** Task brief **
Show only lines that include "risk".
*-*-*
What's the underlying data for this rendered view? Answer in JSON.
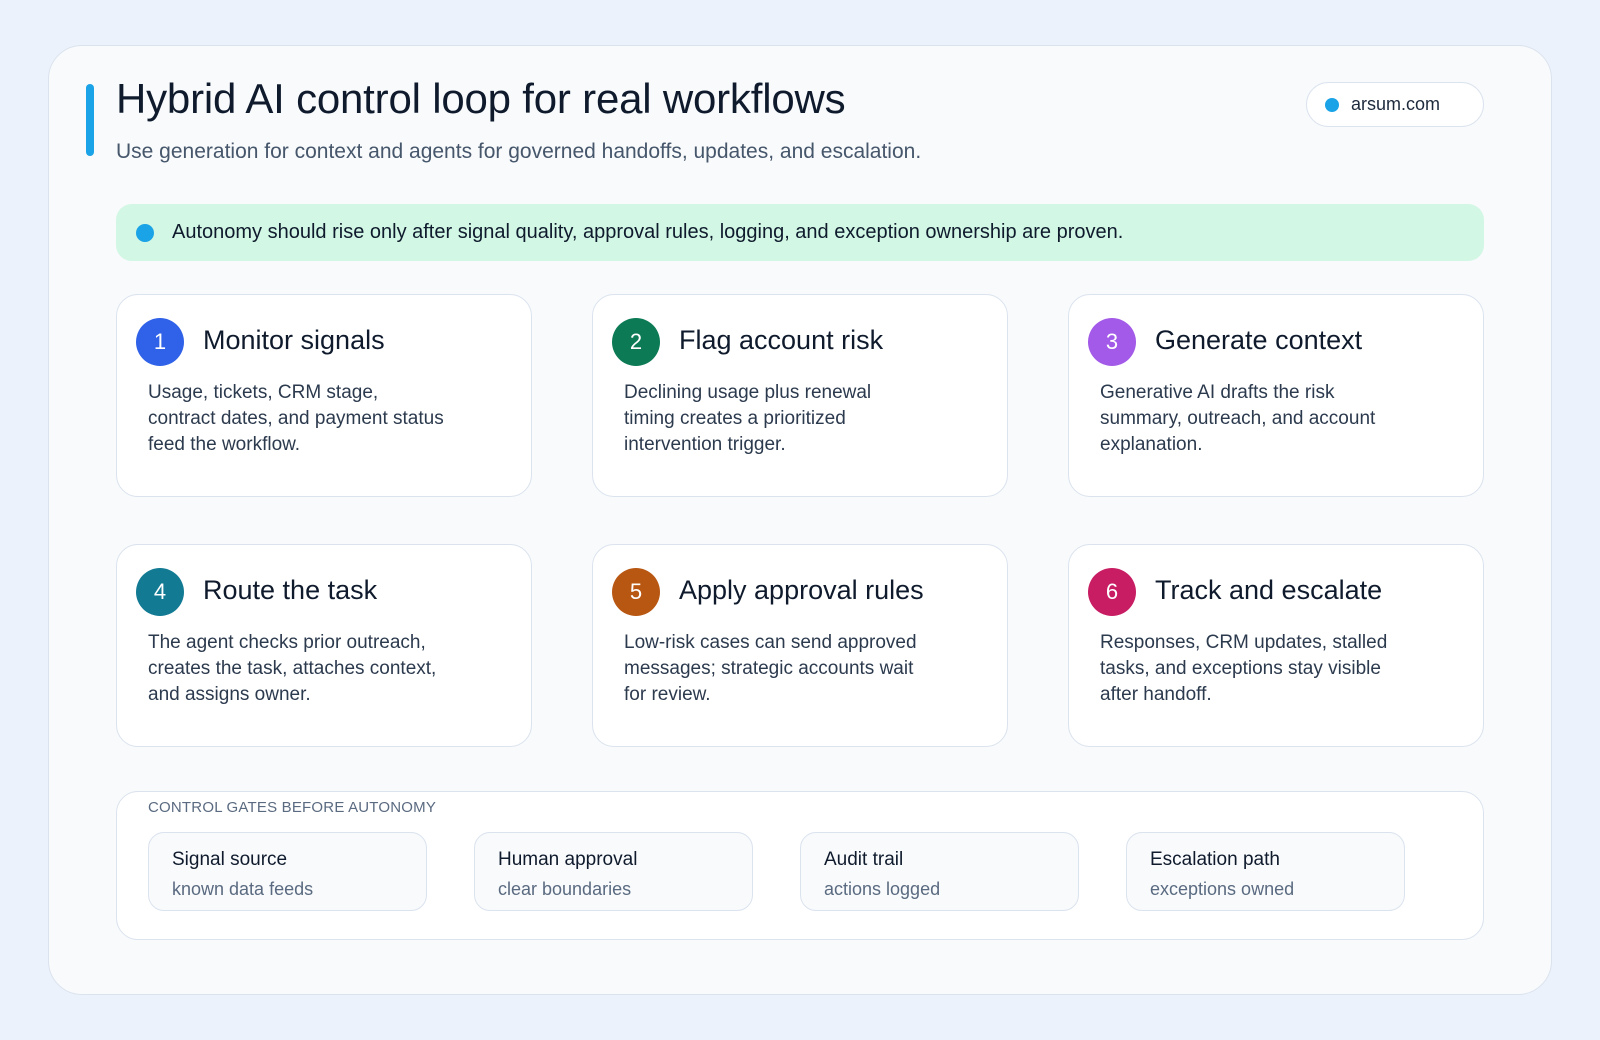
{
  "header": {
    "title": "Hybrid AI control loop for real workflows",
    "subtitle": "Use generation for context and agents for governed handoffs, updates, and escalation.",
    "domain": "arsum.com"
  },
  "notice": {
    "text": "Autonomy should rise only after signal quality, approval rules, logging, and exception ownership are proven."
  },
  "steps": [
    {
      "num": "1",
      "title": "Monitor signals",
      "desc": "Usage, tickets, CRM stage, contract dates, and payment status feed the workflow.",
      "color": "#2f62e8"
    },
    {
      "num": "2",
      "title": "Flag account risk",
      "desc": "Declining usage plus renewal timing creates a prioritized intervention trigger.",
      "color": "#0c7a55"
    },
    {
      "num": "3",
      "title": "Generate context",
      "desc": "Generative AI drafts the risk summary, outreach, and account explanation.",
      "color": "#a35ae8"
    },
    {
      "num": "4",
      "title": "Route the task",
      "desc": "The agent checks prior outreach, creates the task, attaches context, and assigns owner.",
      "color": "#127a93"
    },
    {
      "num": "5",
      "title": "Apply approval rules",
      "desc": "Low-risk cases can send approved messages; strategic accounts wait for review.",
      "color": "#b85712"
    },
    {
      "num": "6",
      "title": "Track and escalate",
      "desc": "Responses, CRM updates, stalled tasks, and exceptions stay visible after handoff.",
      "color": "#c81d63"
    }
  ],
  "gates": {
    "label": "CONTROL GATES BEFORE AUTONOMY",
    "items": [
      {
        "title": "Signal source",
        "sub": "known data feeds"
      },
      {
        "title": "Human approval",
        "sub": "clear boundaries"
      },
      {
        "title": "Audit trail",
        "sub": "actions logged"
      },
      {
        "title": "Escalation path",
        "sub": "exceptions owned"
      }
    ]
  },
  "colors": {
    "accent": "#1aa3e6",
    "notice_bg": "#d2f7e4"
  }
}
*-*-*
** Reply to the exercise **
      "title": "Flag account risk",
      "desc": "Generative AI drafts the risk summary, outreach, and account explanation.",
      "desc": "Low-risk cases can send approved messages; strategic accounts wait for review.",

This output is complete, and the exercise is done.